## Stated task
Leave every picture out and write out the records below exactly.

[start]

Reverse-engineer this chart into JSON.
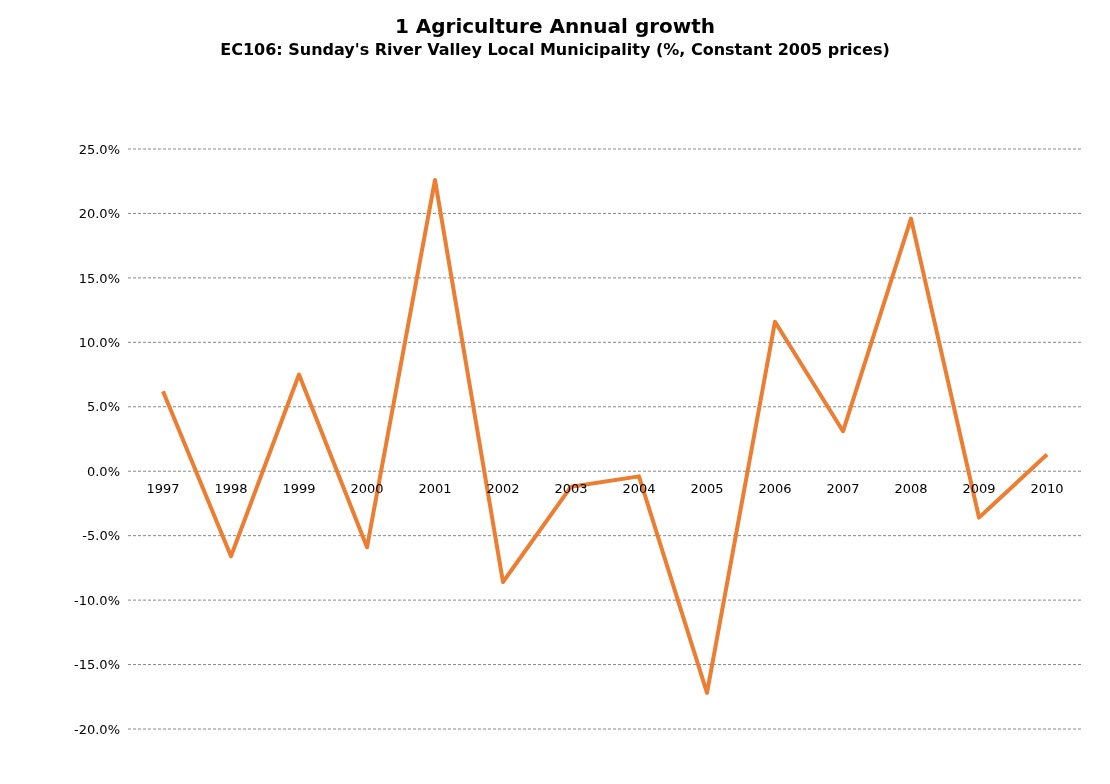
{
  "chart_data": {
    "type": "line",
    "title": "1 Agriculture Annual growth",
    "subtitle": "EC106: Sunday's River Valley Local Municipality (%, Constant 2005 prices)",
    "categories": [
      "1997",
      "1998",
      "1999",
      "2000",
      "2001",
      "2002",
      "2003",
      "2004",
      "2005",
      "2006",
      "2007",
      "2008",
      "2009",
      "2010"
    ],
    "series": [
      {
        "color": "#ed7d31",
        "values": [
          6.2,
          -6.6,
          7.5,
          -5.9,
          22.6,
          -8.6,
          -1.2,
          -0.4,
          -17.2,
          11.6,
          3.1,
          19.6,
          -3.6,
          1.3
        ]
      }
    ],
    "ylim": [
      -20,
      25
    ],
    "yticks": [
      {
        "value": -20,
        "label": "-20.0%"
      },
      {
        "value": -15,
        "label": "-15.0%"
      },
      {
        "value": -10,
        "label": "-10.0%"
      },
      {
        "value": -5,
        "label": "-5.0%"
      },
      {
        "value": 0,
        "label": "0.0%"
      },
      {
        "value": 5,
        "label": "5.0%"
      },
      {
        "value": 10,
        "label": "10.0%"
      },
      {
        "value": 15,
        "label": "15.0%"
      },
      {
        "value": 20,
        "label": "20.0%"
      },
      {
        "value": 25,
        "label": "25.0%"
      }
    ],
    "grid": "y",
    "marker": "none",
    "line_style": "solid"
  }
}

[end]

## Result
Reverse-engineer this chart into JSON.
{
  "chart_data": {
    "type": "line",
    "title": "1 Agriculture Annual growth",
    "subtitle": "EC106: Sunday's River Valley Local Municipality (%, Constant 2005 prices)",
    "categories": [
      "1997",
      "1998",
      "1999",
      "2000",
      "2001",
      "2002",
      "2003",
      "2004",
      "2005",
      "2006",
      "2007",
      "2008",
      "2009",
      "2010"
    ],
    "series": [
      {
        "color": "#ed7d31",
        "values": [
          6.2,
          -6.6,
          7.5,
          -5.9,
          22.6,
          -8.6,
          -1.2,
          -0.4,
          -17.2,
          11.6,
          3.1,
          19.6,
          -3.6,
          1.3
        ]
      }
    ],
    "ylim": [
      -20,
      25
    ],
    "yticks": [
      {
        "value": -20,
        "label": "-20.0%"
      },
      {
        "value": -15,
        "label": "-15.0%"
      },
      {
        "value": -10,
        "label": "-10.0%"
      },
      {
        "value": -5,
        "label": "-5.0%"
      },
      {
        "value": 0,
        "label": "0.0%"
      },
      {
        "value": 5,
        "label": "5.0%"
      },
      {
        "value": 10,
        "label": "10.0%"
      },
      {
        "value": 15,
        "label": "15.0%"
      },
      {
        "value": 20,
        "label": "20.0%"
      },
      {
        "value": 25,
        "label": "25.0%"
      }
    ],
    "grid": "y",
    "marker": "none",
    "line_style": "solid"
  }
}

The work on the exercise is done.